WRITTEN INSTRUCTION: Copy each line that contains the word "name".

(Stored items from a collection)
* * *

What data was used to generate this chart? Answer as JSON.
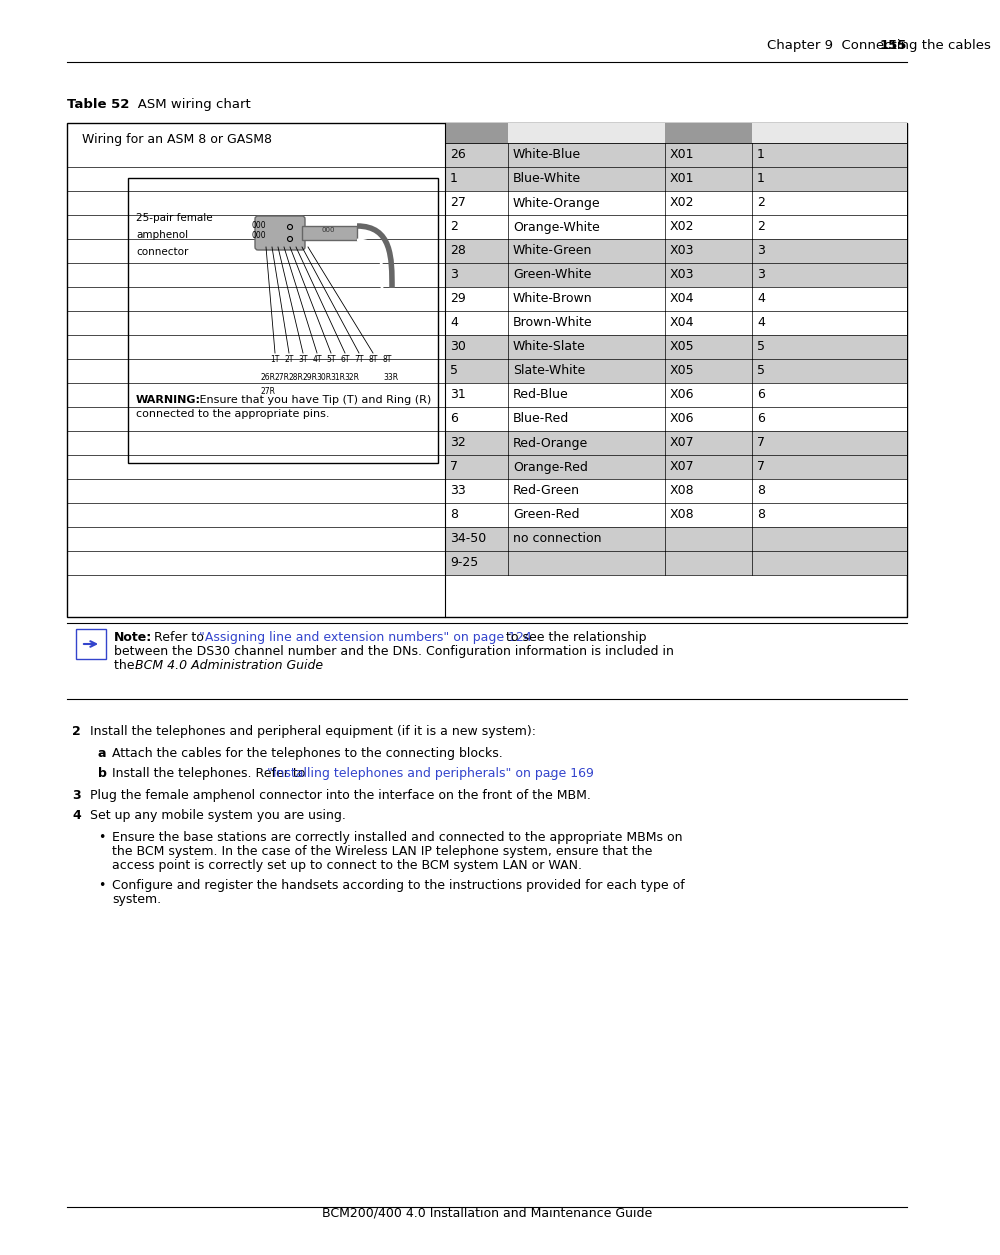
{
  "page_header_text": "Chapter 9  Connecting the cables",
  "page_header_num": "155",
  "table_title_bold": "Table 52",
  "table_title_rest": "   ASM wiring chart",
  "table_left_label": "Wiring for an ASM 8 or GASM8",
  "table_rows": [
    [
      "26",
      "White-Blue",
      "X01",
      "1"
    ],
    [
      "1",
      "Blue-White",
      "X01",
      "1"
    ],
    [
      "27",
      "White-Orange",
      "X02",
      "2"
    ],
    [
      "2",
      "Orange-White",
      "X02",
      "2"
    ],
    [
      "28",
      "White-Green",
      "X03",
      "3"
    ],
    [
      "3",
      "Green-White",
      "X03",
      "3"
    ],
    [
      "29",
      "White-Brown",
      "X04",
      "4"
    ],
    [
      "4",
      "Brown-White",
      "X04",
      "4"
    ],
    [
      "30",
      "White-Slate",
      "X05",
      "5"
    ],
    [
      "5",
      "Slate-White",
      "X05",
      "5"
    ],
    [
      "31",
      "Red-Blue",
      "X06",
      "6"
    ],
    [
      "6",
      "Blue-Red",
      "X06",
      "6"
    ],
    [
      "32",
      "Red-Orange",
      "X07",
      "7"
    ],
    [
      "7",
      "Orange-Red",
      "X07",
      "7"
    ],
    [
      "33",
      "Red-Green",
      "X08",
      "8"
    ],
    [
      "8",
      "Green-Red",
      "X08",
      "8"
    ],
    [
      "34-50",
      "no connection",
      "",
      ""
    ],
    [
      "9-25",
      "",
      "",
      ""
    ]
  ],
  "col_bg_1": "#999999",
  "col_bg_2": "#e8e8e8",
  "col_bg_3": "#999999",
  "col_bg_4": "#e8e8e8",
  "row_bg_a": "#cccccc",
  "row_bg_b": "#ffffff",
  "note_link_color": "#3344cc",
  "bg_color": "#ffffff",
  "footer_text": "BCM200/400 4.0 Installation and Maintenance Guide"
}
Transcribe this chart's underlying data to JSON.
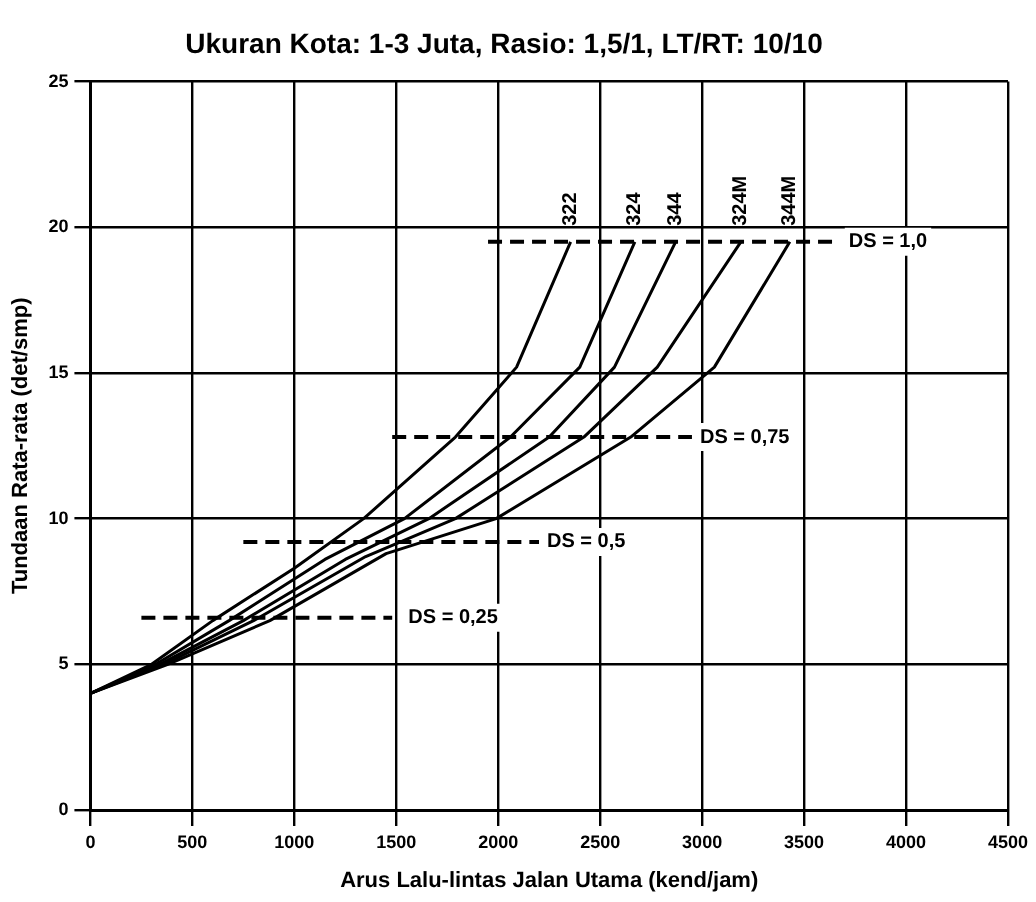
{
  "chart_data": {
    "type": "line",
    "title": "Ukuran Kota: 1-3 Juta, Rasio: 1,5/1, LT/RT: 10/10",
    "xlabel": "Arus Lalu-lintas Jalan Utama (kend/jam)",
    "ylabel": "Tundaan Rata-rata (det/smp)",
    "xlim": [
      0,
      4500
    ],
    "xticks": [
      0,
      500,
      1000,
      1500,
      2000,
      2500,
      3000,
      3500,
      4000,
      4500
    ],
    "ylim": [
      0,
      25
    ],
    "yticks": [
      0,
      5,
      10,
      15,
      20,
      25
    ],
    "grid": true,
    "legend": false,
    "marker": "none",
    "series": [
      {
        "name": "322",
        "color": "#000000",
        "line_style": "solid",
        "x": [
          0,
          300,
          600,
          1000,
          1340,
          1790,
          2090,
          2355
        ],
        "values": [
          4,
          5,
          6.5,
          8.3,
          10,
          12.8,
          15.2,
          19.5
        ]
      },
      {
        "name": "324",
        "color": "#000000",
        "line_style": "solid",
        "x": [
          0,
          320,
          680,
          1150,
          1540,
          2060,
          2400,
          2670
        ],
        "values": [
          4,
          5,
          6.5,
          8.6,
          10,
          12.8,
          15.2,
          19.5
        ]
      },
      {
        "name": "344",
        "color": "#000000",
        "line_style": "solid",
        "x": [
          0,
          340,
          750,
          1250,
          1660,
          2250,
          2570,
          2870
        ],
        "values": [
          4,
          5,
          6.5,
          8.6,
          10,
          12.8,
          15.2,
          19.5
        ]
      },
      {
        "name": "324M",
        "color": "#000000",
        "line_style": "solid",
        "x": [
          0,
          360,
          800,
          1350,
          1790,
          2420,
          2780,
          3190
        ],
        "values": [
          4,
          5,
          6.5,
          8.7,
          10,
          12.8,
          15.2,
          19.5
        ]
      },
      {
        "name": "344M",
        "color": "#000000",
        "line_style": "solid",
        "x": [
          0,
          380,
          880,
          1450,
          1990,
          2650,
          3060,
          3430
        ],
        "values": [
          4,
          5,
          6.5,
          8.8,
          10,
          12.8,
          15.2,
          19.5
        ]
      },
      {
        "color": "#000000",
        "line_style": "dashed",
        "x": [
          250,
          1480
        ],
        "values": [
          6.6,
          6.6
        ]
      },
      {
        "color": "#000000",
        "line_style": "dashed",
        "x": [
          750,
          2200
        ],
        "values": [
          9.2,
          9.2
        ]
      },
      {
        "color": "#000000",
        "line_style": "dashed",
        "x": [
          1480,
          2950
        ],
        "values": [
          12.8,
          12.8
        ]
      },
      {
        "color": "#000000",
        "line_style": "dashed",
        "x": [
          1950,
          3650
        ],
        "values": [
          19.5,
          19.5
        ]
      }
    ],
    "annotations": [
      {
        "text": "DS = 0,25",
        "x": 1520,
        "y": 6.6
      },
      {
        "text": "DS = 0,5",
        "x": 2200,
        "y": 9.2
      },
      {
        "text": "DS = 0,75",
        "x": 2950,
        "y": 12.8
      },
      {
        "text": "DS = 1,0",
        "x": 3680,
        "y": 19.5
      }
    ]
  }
}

* * *

EXERCISE RESPONSE:
        "name": "322",
        "name": "324",
        "name": "344",
        "name": "324M",
        "name": "344M",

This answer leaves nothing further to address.